### SET TASK
Below is a block of records; repeat all of them exactly.

### DATA SHOWN
______
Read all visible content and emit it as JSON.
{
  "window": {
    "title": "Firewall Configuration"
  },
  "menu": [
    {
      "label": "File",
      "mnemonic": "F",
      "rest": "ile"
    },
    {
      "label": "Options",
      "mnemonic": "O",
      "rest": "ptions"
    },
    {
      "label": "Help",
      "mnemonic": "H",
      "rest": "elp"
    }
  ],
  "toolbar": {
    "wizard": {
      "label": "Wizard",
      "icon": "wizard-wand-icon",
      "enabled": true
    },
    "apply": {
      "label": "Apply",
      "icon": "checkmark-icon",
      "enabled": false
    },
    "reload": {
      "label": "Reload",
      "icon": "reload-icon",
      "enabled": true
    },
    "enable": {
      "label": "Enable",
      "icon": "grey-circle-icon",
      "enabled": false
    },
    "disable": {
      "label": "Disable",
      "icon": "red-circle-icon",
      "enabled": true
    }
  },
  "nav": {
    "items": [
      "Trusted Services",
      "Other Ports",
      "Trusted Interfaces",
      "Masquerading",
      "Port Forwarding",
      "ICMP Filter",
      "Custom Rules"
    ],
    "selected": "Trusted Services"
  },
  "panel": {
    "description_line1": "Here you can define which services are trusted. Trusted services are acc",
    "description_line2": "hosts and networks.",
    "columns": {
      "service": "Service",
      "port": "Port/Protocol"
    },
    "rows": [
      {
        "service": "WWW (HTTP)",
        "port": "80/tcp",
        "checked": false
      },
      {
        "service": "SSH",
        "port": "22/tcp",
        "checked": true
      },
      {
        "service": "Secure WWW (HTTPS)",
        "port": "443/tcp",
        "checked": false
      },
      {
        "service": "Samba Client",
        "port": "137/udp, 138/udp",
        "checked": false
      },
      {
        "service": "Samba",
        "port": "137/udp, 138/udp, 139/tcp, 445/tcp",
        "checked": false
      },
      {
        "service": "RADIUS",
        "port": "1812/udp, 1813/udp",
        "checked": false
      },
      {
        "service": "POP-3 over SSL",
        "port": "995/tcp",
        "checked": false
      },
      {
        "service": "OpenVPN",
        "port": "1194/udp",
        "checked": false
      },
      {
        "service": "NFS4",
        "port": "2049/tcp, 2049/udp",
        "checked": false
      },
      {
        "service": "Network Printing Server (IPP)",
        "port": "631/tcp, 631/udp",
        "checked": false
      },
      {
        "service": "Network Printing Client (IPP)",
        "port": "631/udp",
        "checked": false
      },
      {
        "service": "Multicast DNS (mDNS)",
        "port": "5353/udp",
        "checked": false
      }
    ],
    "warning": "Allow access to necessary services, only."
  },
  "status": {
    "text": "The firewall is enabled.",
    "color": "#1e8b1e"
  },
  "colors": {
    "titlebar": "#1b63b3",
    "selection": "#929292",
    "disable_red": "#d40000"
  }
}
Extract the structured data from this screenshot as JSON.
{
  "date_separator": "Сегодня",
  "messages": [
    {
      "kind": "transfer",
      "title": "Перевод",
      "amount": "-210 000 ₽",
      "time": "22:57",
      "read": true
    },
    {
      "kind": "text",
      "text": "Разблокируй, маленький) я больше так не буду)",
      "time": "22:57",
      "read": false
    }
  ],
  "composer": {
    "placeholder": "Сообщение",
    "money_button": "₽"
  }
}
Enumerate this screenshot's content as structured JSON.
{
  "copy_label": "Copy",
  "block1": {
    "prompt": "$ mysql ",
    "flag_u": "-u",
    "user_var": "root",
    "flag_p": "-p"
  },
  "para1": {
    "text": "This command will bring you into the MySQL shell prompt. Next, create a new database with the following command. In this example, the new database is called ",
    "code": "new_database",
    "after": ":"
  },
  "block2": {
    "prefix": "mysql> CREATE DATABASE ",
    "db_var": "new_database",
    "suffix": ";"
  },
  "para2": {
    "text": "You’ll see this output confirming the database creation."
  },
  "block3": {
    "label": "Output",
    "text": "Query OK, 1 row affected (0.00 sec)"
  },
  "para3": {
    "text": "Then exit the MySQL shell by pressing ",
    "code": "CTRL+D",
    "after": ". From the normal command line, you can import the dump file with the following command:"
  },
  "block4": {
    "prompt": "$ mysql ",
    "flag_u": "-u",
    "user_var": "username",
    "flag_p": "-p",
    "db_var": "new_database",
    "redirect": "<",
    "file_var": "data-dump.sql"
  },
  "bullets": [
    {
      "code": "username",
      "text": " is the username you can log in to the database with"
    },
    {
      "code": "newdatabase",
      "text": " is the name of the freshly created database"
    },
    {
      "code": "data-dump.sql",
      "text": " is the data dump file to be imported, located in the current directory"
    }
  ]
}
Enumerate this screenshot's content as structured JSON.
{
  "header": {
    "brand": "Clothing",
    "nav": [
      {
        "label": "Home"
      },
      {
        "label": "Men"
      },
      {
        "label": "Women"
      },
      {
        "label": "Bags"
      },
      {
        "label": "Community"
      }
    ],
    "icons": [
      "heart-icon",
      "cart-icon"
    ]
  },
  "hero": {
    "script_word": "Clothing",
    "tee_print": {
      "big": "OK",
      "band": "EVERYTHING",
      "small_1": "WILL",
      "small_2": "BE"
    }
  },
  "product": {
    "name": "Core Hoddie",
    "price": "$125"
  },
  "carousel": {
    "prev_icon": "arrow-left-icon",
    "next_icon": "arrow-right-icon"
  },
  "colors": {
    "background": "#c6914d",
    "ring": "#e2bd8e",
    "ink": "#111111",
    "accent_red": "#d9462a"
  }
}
______
### OUTPUT FOR THIS TASK
Read all visible content and emit it as JSON.
{
  "window": {
    "title": "Firewall Configuration"
  },
  "menu": [
    {
      "label": "File",
      "mnemonic": "F",
      "rest": "ile"
    },
    {
      "label": "Options",
      "mnemonic": "O",
      "rest": "ptions"
    },
    {
      "label": "Help",
      "mnemonic": "H",
      "rest": "elp"
    }
  ],
  "toolbar": {
    "wizard": {
      "label": "Wizard",
      "icon": "wizard-wand-icon",
      "enabled": true
    },
    "apply": {
      "label": "Apply",
      "icon": "checkmark-icon",
      "enabled": false
    },
    "reload": {
      "label": "Reload",
      "icon": "reload-icon",
      "enabled": true
    },
    "enable": {
      "label": "Enable",
      "icon": "grey-circle-icon",
      "enabled": false
    },
    "disable": {
      "label": "Disable",
      "icon": "red-circle-icon",
      "enabled": true
    }
  },
  "nav": {
    "items": [
      "Trusted Services",
      "Other Ports",
      "Trusted Interfaces",
      "Masquerading",
      "Port Forwarding",
      "ICMP Filter",
      "Custom Rules"
    ],
    "selected": "Trusted Services"
  },
  "panel": {
    "description_line1": "Here you can define which services are trusted. Trusted services are acc",
    "description_line2": "hosts and networks.",
    "columns": {
      "service": "Service",
      "port": "Port/Protocol"
    },
    "rows": [
      {
        "service": "WWW (HTTP)",
        "port": "80/tcp",
        "checked": false
      },
      {
        "service": "SSH",
        "port": "22/tcp",
        "checked": true
      },
      {
        "service": "Secure WWW (HTTPS)",
        "port": "443/tcp",
        "checked": false
      },
      {
        "service": "Samba Client",
        "port": "137/udp, 138/udp",
        "checked": false
      },
      {
        "service": "Samba",
        "port": "137/udp, 138/udp, 139/tcp, 445/tcp",
        "checked": false
      },
      {
        "service": "RADIUS",
        "port": "1812/udp, 1813/udp",
        "checked": false
      },
      {
        "service": "POP-3 over SSL",
        "port": "995/tcp",
        "checked": false
      },
      {
        "service": "OpenVPN",
        "port": "1194/udp",
        "checked": false
      },
      {
        "service": "NFS4",
        "port": "2049/tcp, 2049/udp",
        "checked": false
      },
      {
        "service": "Network Printing Server (IPP)",
        "port": "631/tcp, 631/udp",
        "checked": false
      },
      {
        "service": "Network Printing Client (IPP)",
        "port": "631/udp",
        "checked": false
      },
      {
        "service": "Multicast DNS (mDNS)",
        "port": "5353/udp",
        "checked": false
      }
    ],
    "warning": "Allow access to necessary services, only."
  },
  "status": {
    "text": "The firewall is enabled.",
    "color": "#1e8b1e"
  },
  "colors": {
    "titlebar": "#1b63b3",
    "selection": "#929292",
    "disable_red": "#d40000"
  }
}
Extract the structured data from this screenshot as JSON.
{
  "date_separator": "Сегодня",
  "messages": [
    {
      "kind": "transfer",
      "title": "Перевод",
      "amount": "-210 000 ₽",
      "time": "22:57",
      "read": true
    },
    {
      "kind": "text",
      "text": "Разблокируй, маленький) я больше так не буду)",
      "time": "22:57",
      "read": false
    }
  ],
  "composer": {
    "placeholder": "Сообщение",
    "money_button": "₽"
  }
}
Enumerate this screenshot's content as structured JSON.
{
  "copy_label": "Copy",
  "block1": {
    "prompt": "$ mysql ",
    "flag_u": "-u",
    "user_var": "root",
    "flag_p": "-p"
  },
  "para1": {
    "text": "This command will bring you into the MySQL shell prompt. Next, create a new database with the following command. In this example, the new database is called ",
    "code": "new_database",
    "after": ":"
  },
  "block2": {
    "prefix": "mysql> CREATE DATABASE ",
    "db_var": "new_database",
    "suffix": ";"
  },
  "para2": {
    "text": "You’ll see this output confirming the database creation."
  },
  "block3": {
    "label": "Output",
    "text": "Query OK, 1 row affected (0.00 sec)"
  },
  "para3": {
    "text": "Then exit the MySQL shell by pressing ",
    "code": "CTRL+D",
    "after": ". From the normal command line, you can import the dump file with the following command:"
  },
  "block4": {
    "prompt": "$ mysql ",
    "flag_u": "-u",
    "user_var": "username",
    "flag_p": "-p",
    "db_var": "new_database",
    "redirect": "<",
    "file_var": "data-dump.sql"
  },
  "bullets": [
    {
      "code": "username",
      "text": " is the username you can log in to the database with"
    },
    {
      "code": "newdatabase",
      "text": " is the name of the freshly created database"
    },
    {
      "code": "data-dump.sql",
      "text": " is the data dump file to be imported, located in the current directory"
    }
  ]
}
Enumerate this screenshot's content as structured JSON.
{
  "header": {
    "brand": "Clothing",
    "nav": [
      {
        "label": "Home"
      },
      {
        "label": "Men"
      },
      {
        "label": "Women"
      },
      {
        "label": "Bags"
      },
      {
        "label": "Community"
      }
    ],
    "icons": [
      "heart-icon",
      "cart-icon"
    ]
  },
  "hero": {
    "script_word": "Clothing",
    "tee_print": {
      "big": "OK",
      "band": "EVERYTHING",
      "small_1": "WILL",
      "small_2": "BE"
    }
  },
  "product": {
    "name": "Core Hoddie",
    "price": "$125"
  },
  "carousel": {
    "prev_icon": "arrow-left-icon",
    "next_icon": "arrow-right-icon"
  },
  "colors": {
    "background": "#c6914d",
    "ring": "#e2bd8e",
    "ink": "#111111",
    "accent_red": "#d9462a"
  }
}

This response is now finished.